* [What to work on]: Put every line of the listing below into a JSON list of strings, with one string per line and blank lines left out.

* [Dataset]:
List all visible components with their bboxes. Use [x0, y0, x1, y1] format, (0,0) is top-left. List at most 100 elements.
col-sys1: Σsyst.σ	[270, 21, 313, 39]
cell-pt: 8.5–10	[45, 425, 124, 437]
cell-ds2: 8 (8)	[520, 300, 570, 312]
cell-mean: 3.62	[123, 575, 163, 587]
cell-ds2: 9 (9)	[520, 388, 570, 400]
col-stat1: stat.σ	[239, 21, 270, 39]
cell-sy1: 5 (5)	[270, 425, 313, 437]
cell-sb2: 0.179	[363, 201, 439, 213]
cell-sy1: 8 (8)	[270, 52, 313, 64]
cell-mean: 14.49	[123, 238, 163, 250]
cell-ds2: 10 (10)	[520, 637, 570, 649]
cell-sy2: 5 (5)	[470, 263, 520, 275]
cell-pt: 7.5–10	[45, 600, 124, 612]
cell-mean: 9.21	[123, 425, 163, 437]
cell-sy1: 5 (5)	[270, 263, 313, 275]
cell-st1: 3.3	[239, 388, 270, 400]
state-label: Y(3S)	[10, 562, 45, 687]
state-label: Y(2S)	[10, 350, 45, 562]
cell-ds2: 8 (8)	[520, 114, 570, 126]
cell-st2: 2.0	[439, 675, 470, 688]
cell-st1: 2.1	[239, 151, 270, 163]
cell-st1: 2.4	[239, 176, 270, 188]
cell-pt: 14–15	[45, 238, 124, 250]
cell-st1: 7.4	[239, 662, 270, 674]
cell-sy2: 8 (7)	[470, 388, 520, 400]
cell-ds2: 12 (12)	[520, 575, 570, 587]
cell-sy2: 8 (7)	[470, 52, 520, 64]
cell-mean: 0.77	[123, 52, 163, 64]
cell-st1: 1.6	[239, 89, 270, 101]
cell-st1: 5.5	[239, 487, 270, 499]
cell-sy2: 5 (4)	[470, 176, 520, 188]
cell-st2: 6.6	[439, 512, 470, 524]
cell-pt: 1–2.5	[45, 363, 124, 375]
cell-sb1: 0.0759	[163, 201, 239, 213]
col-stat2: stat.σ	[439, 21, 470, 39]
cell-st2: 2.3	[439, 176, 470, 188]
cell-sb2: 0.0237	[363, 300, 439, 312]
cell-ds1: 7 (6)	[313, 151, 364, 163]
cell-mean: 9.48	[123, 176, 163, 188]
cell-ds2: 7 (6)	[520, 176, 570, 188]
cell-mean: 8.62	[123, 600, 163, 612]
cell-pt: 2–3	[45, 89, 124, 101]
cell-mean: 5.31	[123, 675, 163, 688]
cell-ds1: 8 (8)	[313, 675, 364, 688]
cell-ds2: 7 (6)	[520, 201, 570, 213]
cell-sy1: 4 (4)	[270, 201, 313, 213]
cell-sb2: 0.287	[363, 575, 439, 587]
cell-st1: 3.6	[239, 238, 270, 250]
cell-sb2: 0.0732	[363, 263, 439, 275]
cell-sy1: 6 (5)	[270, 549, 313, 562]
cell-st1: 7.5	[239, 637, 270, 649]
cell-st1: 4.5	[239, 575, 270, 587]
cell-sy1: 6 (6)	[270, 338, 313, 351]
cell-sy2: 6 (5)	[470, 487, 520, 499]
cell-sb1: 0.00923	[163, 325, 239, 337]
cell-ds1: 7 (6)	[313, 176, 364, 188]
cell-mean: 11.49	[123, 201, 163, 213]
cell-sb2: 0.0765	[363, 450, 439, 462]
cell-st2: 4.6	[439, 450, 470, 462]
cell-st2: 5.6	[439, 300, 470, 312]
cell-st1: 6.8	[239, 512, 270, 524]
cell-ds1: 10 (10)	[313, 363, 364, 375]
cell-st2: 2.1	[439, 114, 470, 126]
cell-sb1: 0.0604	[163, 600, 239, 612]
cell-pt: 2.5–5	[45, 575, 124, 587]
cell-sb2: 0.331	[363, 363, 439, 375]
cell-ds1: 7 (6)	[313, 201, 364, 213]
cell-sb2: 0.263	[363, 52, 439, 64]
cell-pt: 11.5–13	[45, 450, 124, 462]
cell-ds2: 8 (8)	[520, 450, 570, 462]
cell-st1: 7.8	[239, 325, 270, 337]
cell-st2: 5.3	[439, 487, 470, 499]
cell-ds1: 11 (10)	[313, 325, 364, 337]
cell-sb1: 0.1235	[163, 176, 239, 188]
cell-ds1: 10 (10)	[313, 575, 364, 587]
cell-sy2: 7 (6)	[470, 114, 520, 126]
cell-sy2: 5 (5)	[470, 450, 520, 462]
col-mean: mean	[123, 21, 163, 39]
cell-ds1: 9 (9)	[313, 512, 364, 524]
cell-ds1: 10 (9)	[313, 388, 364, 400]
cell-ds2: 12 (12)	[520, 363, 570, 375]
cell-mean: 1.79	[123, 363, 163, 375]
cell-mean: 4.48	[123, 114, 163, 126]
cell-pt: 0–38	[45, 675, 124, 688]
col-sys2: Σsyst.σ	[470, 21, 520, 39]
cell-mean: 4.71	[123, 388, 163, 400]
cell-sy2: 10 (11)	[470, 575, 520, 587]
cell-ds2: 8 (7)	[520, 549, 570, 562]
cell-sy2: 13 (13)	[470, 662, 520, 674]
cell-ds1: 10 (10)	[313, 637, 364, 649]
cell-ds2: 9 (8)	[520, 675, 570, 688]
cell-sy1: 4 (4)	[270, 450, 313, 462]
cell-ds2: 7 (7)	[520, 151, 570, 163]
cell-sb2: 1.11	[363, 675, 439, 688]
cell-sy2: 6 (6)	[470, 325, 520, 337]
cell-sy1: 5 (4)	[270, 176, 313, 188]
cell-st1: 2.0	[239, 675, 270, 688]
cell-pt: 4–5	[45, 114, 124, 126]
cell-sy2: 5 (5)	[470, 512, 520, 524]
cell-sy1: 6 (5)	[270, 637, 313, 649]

* [Expected answer]:
[
  "List all visible components with their bboxes. Use [x0, y0, x1, y1] format, (0,0) is top-left. List at most 100 elements.",
  "col-sys1: Σsyst.σ\t[270, 21, 313, 39]",
  "cell-pt: 8.5–10\t[45, 425, 124, 437]",
  "cell-ds2: 8 (8)\t[520, 300, 570, 312]",
  "cell-mean: 3.62\t[123, 575, 163, 587]",
  "cell-ds2: 9 (9)\t[520, 388, 570, 400]",
  "col-stat1: stat.σ\t[239, 21, 270, 39]",
  "cell-sy1: 5 (5)\t[270, 425, 313, 437]",
  "cell-sb2: 0.179\t[363, 201, 439, 213]",
  "cell-sy1: 8 (8)\t[270, 52, 313, 64]",
  "cell-mean: 14.49\t[123, 238, 163, 250]",
  "cell-ds2: 10 (10)\t[520, 637, 570, 649]",
  "cell-sy2: 5 (5)\t[470, 263, 520, 275]",
  "cell-pt: 7.5–10\t[45, 600, 124, 612]",
  "cell-mean: 9.21\t[123, 425, 163, 437]",
  "cell-sy1: 5 (5)\t[270, 263, 313, 275]",
  "cell-st1: 3.3\t[239, 388, 270, 400]",
  "state-label: Y(3S)\t[10, 562, 45, 687]",
  "state-label: Y(2S)\t[10, 350, 45, 562]",
  "cell-ds2: 8 (8)\t[520, 114, 570, 126]",
  "cell-st2: 2.0\t[439, 675, 470, 688]",
  "cell-st1: 2.1\t[239, 151, 270, 163]",
  "cell-st1: 2.4\t[239, 176, 270, 188]",
  "cell-pt: 14–15\t[45, 238, 124, 250]",
  "cell-st1: 7.4\t[239, 662, 270, 674]",
  "cell-sy2: 8 (7)\t[470, 388, 520, 400]",
  "cell-ds2: 12 (12)\t[520, 575, 570, 587]",
  "cell-sy2: 8 (7)\t[470, 52, 520, 64]",
  "cell-mean: 0.77\t[123, 52, 163, 64]",
  "cell-st1: 1.6\t[239, 89, 270, 101]",
  "cell-st1: 5.5\t[239, 487, 270, 499]",
  "cell-sy2: 5 (4)\t[470, 176, 520, 188]",
  "cell-st2: 6.6\t[439, 512, 470, 524]",
  "cell-pt: 1–2.5\t[45, 363, 124, 375]",
  "cell-sb1: 0.0759\t[163, 201, 239, 213]",
  "col-stat2: stat.σ\t[439, 21, 470, 39]",
  "cell-st2: 2.3\t[439, 176, 470, 188]",
  "cell-sb2: 0.0237\t[363, 300, 439, 312]",
  "cell-ds1: 7 (6)\t[313, 151, 364, 163]",
  "cell-mean: 9.48\t[123, 176, 163, 188]",
  "cell-ds2: 7 (6)\t[520, 176, 570, 188]",
  "cell-mean: 8.62\t[123, 600, 163, 612]",
  "cell-pt: 2–3\t[45, 89, 124, 101]",
  "cell-mean: 5.31\t[123, 675, 163, 688]",
  "cell-ds1: 8 (8)\t[313, 675, 364, 688]",
  "cell-ds2: 7 (6)\t[520, 201, 570, 213]",
  "cell-sy1: 4 (4)\t[270, 201, 313, 213]",
  "cell-sb2: 0.287\t[363, 575, 439, 587]",
  "cell-st1: 3.6\t[239, 238, 270, 250]",
  "cell-sb2: 0.0732\t[363, 263, 439, 275]",
  "cell-sy1: 6 (5)\t[270, 549, 313, 562]",
  "cell-st1: 7.5\t[239, 637, 270, 649]",
  "cell-st1: 4.5\t[239, 575, 270, 587]",
  "cell-sy1: 6 (6)\t[270, 338, 313, 351]",
  "cell-sy2: 6 (5)\t[470, 487, 520, 499]",
  "cell-sb1: 0.00923\t[163, 325, 239, 337]",
  "cell-ds1: 7 (6)\t[313, 176, 364, 188]",
  "cell-mean: 11.49\t[123, 201, 163, 213]",
  "cell-sb2: 0.0765\t[363, 450, 439, 462]",
  "cell-st2: 4.6\t[439, 450, 470, 462]",
  "cell-st2: 5.6\t[439, 300, 470, 312]",
  "cell-st1: 6.8\t[239, 512, 270, 524]",
  "cell-ds1: 10 (10)\t[313, 363, 364, 375]",
  "cell-st2: 2.1\t[439, 114, 470, 126]",
  "cell-sb1: 0.0604\t[163, 600, 239, 612]",
  "cell-pt: 2.5–5\t[45, 575, 124, 587]",
  "cell-sb2: 0.331\t[363, 363, 439, 375]",
  "cell-ds1: 7 (6)\t[313, 201, 364, 213]",
  "cell-sb2: 0.263\t[363, 52, 439, 64]",
  "cell-pt: 11.5–13\t[45, 450, 124, 462]",
  "cell-ds2: 8 (8)\t[520, 450, 570, 462]",
  "cell-st1: 7.8\t[239, 325, 270, 337]",
  "cell-st2: 5.3\t[439, 487, 470, 499]",
  "cell-ds1: 11 (10)\t[313, 325, 364, 337]",
  "cell-sb1: 0.1235\t[163, 176, 239, 188]",
  "cell-ds1: 10 (10)\t[313, 575, 364, 587]",
  "cell-sy2: 7 (6)\t[470, 114, 520, 126]",
  "cell-sy2: 5 (5)\t[470, 450, 520, 462]",
  "col-mean: mean\t[123, 21, 163, 39]",
  "cell-ds1: 9 (9)\t[313, 512, 364, 524]",
  "cell-ds1: 10 (9)\t[313, 388, 364, 400]",
  "cell-ds2: 12 (12)\t[520, 363, 570, 375]",
  "cell-mean: 1.79\t[123, 363, 163, 375]",
  "cell-mean: 4.48\t[123, 114, 163, 126]",
  "cell-pt: 0–38\t[45, 675, 124, 688]",
  "col-sys2: Σsyst.σ\t[470, 21, 520, 39]",
  "cell-mean: 4.71\t[123, 388, 163, 400]",
  "cell-sy2: 10 (11)\t[470, 575, 520, 587]",
  "cell-ds2: 8 (7)\t[520, 549, 570, 562]",
  "cell-sy2: 13 (13)\t[470, 662, 520, 674]",
  "cell-ds1: 10 (10)\t[313, 637, 364, 649]",
  "cell-ds2: 9 (8)\t[520, 675, 570, 688]",
  "cell-sy1: 4 (4)\t[270, 450, 313, 462]",
  "cell-ds2: 7 (7)\t[520, 151, 570, 163]",
  "cell-sb2: 1.11\t[363, 675, 439, 688]",
  "cell-sy2: 6 (6)\t[470, 325, 520, 337]",
  "cell-sy1: 5 (4)\t[270, 176, 313, 188]",
  "cell-st1: 2.0\t[239, 675, 270, 688]",
  "cell-pt: 4–5\t[45, 114, 124, 126]",
  "cell-sy2: 5 (5)\t[470, 512, 520, 524]",
  "cell-sy1: 6 (5)\t[270, 637, 313, 649]"
]